Data records:
* start *
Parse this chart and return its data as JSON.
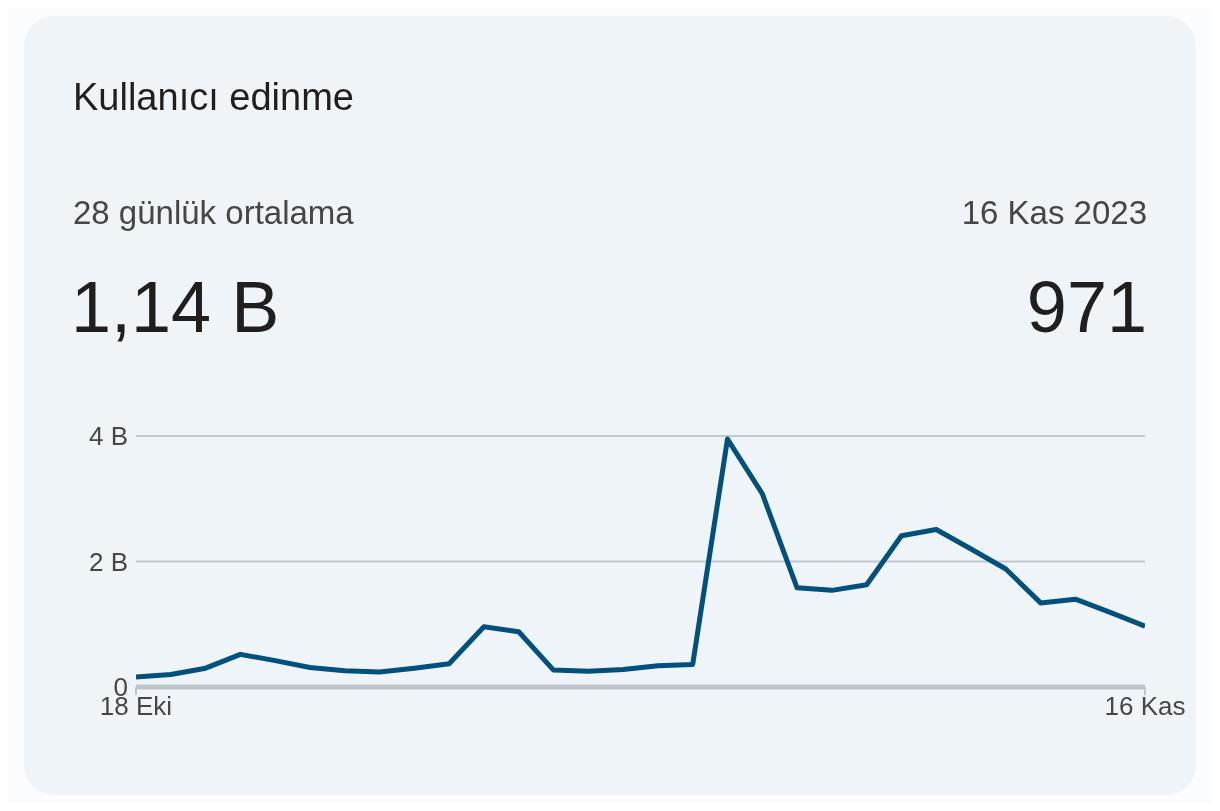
{
  "chart_data": {
    "type": "line",
    "title": "Kullanıcı edinme",
    "subtitle": "28 günlük ortalama",
    "annotations": [
      "1,14 B",
      "16 Kas 2023",
      "971"
    ],
    "x": [
      "2023-10-18",
      "2023-10-19",
      "2023-10-20",
      "2023-10-21",
      "2023-10-22",
      "2023-10-23",
      "2023-10-24",
      "2023-10-25",
      "2023-10-26",
      "2023-10-27",
      "2023-10-28",
      "2023-10-29",
      "2023-10-30",
      "2023-10-31",
      "2023-11-01",
      "2023-11-02",
      "2023-11-03",
      "2023-11-04",
      "2023-11-05",
      "2023-11-06",
      "2023-11-07",
      "2023-11-08",
      "2023-11-09",
      "2023-11-10",
      "2023-11-11",
      "2023-11-12",
      "2023-11-13",
      "2023-11-14",
      "2023-11-15",
      "2023-11-16"
    ],
    "series": [
      {
        "color": "#01507e",
        "values": [
          0.16,
          0.2,
          0.3,
          0.52,
          0.42,
          0.31,
          0.26,
          0.24,
          0.3,
          0.37,
          0.96,
          0.88,
          0.27,
          0.25,
          0.28,
          0.34,
          0.36,
          3.95,
          3.08,
          1.58,
          1.54,
          1.63,
          2.41,
          2.51,
          2.2,
          1.88,
          1.34,
          1.4,
          1.19,
          0.97
        ]
      }
    ],
    "xlim": [
      "2023-10-18",
      "2023-11-16"
    ],
    "xticks": [
      {
        "value": "2023-10-18",
        "label": "18 Eki"
      },
      {
        "value": "2023-11-16",
        "label": "16 Kas"
      }
    ],
    "ylim": [
      0,
      4
    ],
    "yticks": [
      {
        "value": 0,
        "label": "0"
      },
      {
        "value": 2,
        "label": "2 B"
      },
      {
        "value": 4,
        "label": "4 B"
      }
    ],
    "grid": "y",
    "marker": "none",
    "line_style": "solid"
  }
}
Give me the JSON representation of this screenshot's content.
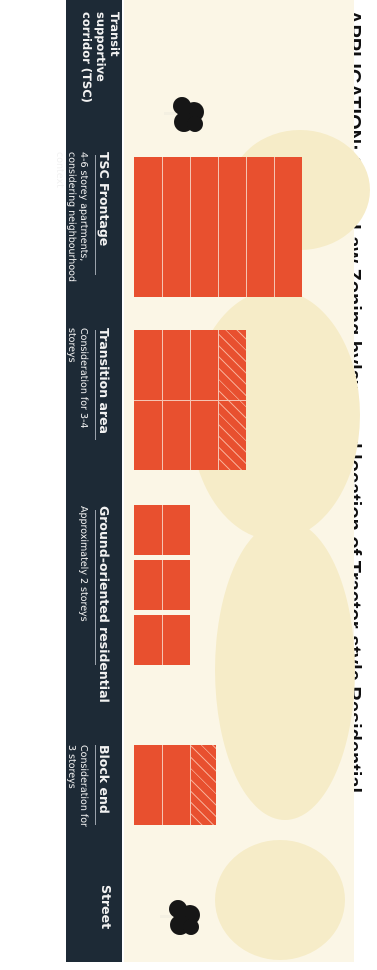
{
  "heading": "APPLICATION: Storey Law Zoning bylaws and location of Tractor-style Residential",
  "transit_corridor": "Transit supportive corridor (TSC)",
  "categories": [
    {
      "title": "TSC Frontage",
      "description": "4-6 storey apartments, considering neighbourhood context"
    },
    {
      "title": "Transition area",
      "description": "Consideration for 3-4 storeys"
    },
    {
      "title": "Ground-oriented residential",
      "description": "Approximately 2 storeys"
    },
    {
      "title": "Block end",
      "description": "Consideration for 3 storeys"
    }
  ],
  "street_label": "Street",
  "colors": {
    "band": "#1d2a36",
    "building": "#e8502f",
    "ground": "#fbf6e6",
    "tree": "#161616"
  },
  "icons": [
    "tree-icon"
  ]
}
* end *
None of the pictures should appear; repeat the records exactly otherwise.

Parse this chart and return its data as JSON.
{
  "chart_data": {
    "type": "line",
    "title": "Kullanıcı edinme",
    "subtitle": "28 günlük ortalama",
    "annotations": [
      "1,14 B",
      "16 Kas 2023",
      "971"
    ],
    "x": [
      "2023-10-18",
      "2023-10-19",
      "2023-10-20",
      "2023-10-21",
      "2023-10-22",
      "2023-10-23",
      "2023-10-24",
      "2023-10-25",
      "2023-10-26",
      "2023-10-27",
      "2023-10-28",
      "2023-10-29",
      "2023-10-30",
      "2023-10-31",
      "2023-11-01",
      "2023-11-02",
      "2023-11-03",
      "2023-11-04",
      "2023-11-05",
      "2023-11-06",
      "2023-11-07",
      "2023-11-08",
      "2023-11-09",
      "2023-11-10",
      "2023-11-11",
      "2023-11-12",
      "2023-11-13",
      "2023-11-14",
      "2023-11-15",
      "2023-11-16"
    ],
    "series": [
      {
        "color": "#01507e",
        "values": [
          0.16,
          0.2,
          0.3,
          0.52,
          0.42,
          0.31,
          0.26,
          0.24,
          0.3,
          0.37,
          0.96,
          0.88,
          0.27,
          0.25,
          0.28,
          0.34,
          0.36,
          3.95,
          3.08,
          1.58,
          1.54,
          1.63,
          2.41,
          2.51,
          2.2,
          1.88,
          1.34,
          1.4,
          1.19,
          0.97
        ]
      }
    ],
    "xlim": [
      "2023-10-18",
      "2023-11-16"
    ],
    "xticks": [
      {
        "value": "2023-10-18",
        "label": "18 Eki"
      },
      {
        "value": "2023-11-16",
        "label": "16 Kas"
      }
    ],
    "ylim": [
      0,
      4
    ],
    "yticks": [
      {
        "value": 0,
        "label": "0"
      },
      {
        "value": 2,
        "label": "2 B"
      },
      {
        "value": 4,
        "label": "4 B"
      }
    ],
    "grid": "y",
    "marker": "none",
    "line_style": "solid"
  }
}
Give me the JSON representation of this screenshot's content.
{
  "heading": "APPLICATION: Storey Law Zoning bylaws and location of Tractor-style Residential",
  "transit_corridor": "Transit supportive corridor (TSC)",
  "categories": [
    {
      "title": "TSC Frontage",
      "description": "4-6 storey apartments, considering neighbourhood context"
    },
    {
      "title": "Transition area",
      "description": "Consideration for 3-4 storeys"
    },
    {
      "title": "Ground-oriented residential",
      "description": "Approximately 2 storeys"
    },
    {
      "title": "Block end",
      "description": "Consideration for 3 storeys"
    }
  ],
  "street_label": "Street",
  "colors": {
    "band": "#1d2a36",
    "building": "#e8502f",
    "ground": "#fbf6e6",
    "tree": "#161616"
  },
  "icons": [
    "tree-icon"
  ]
}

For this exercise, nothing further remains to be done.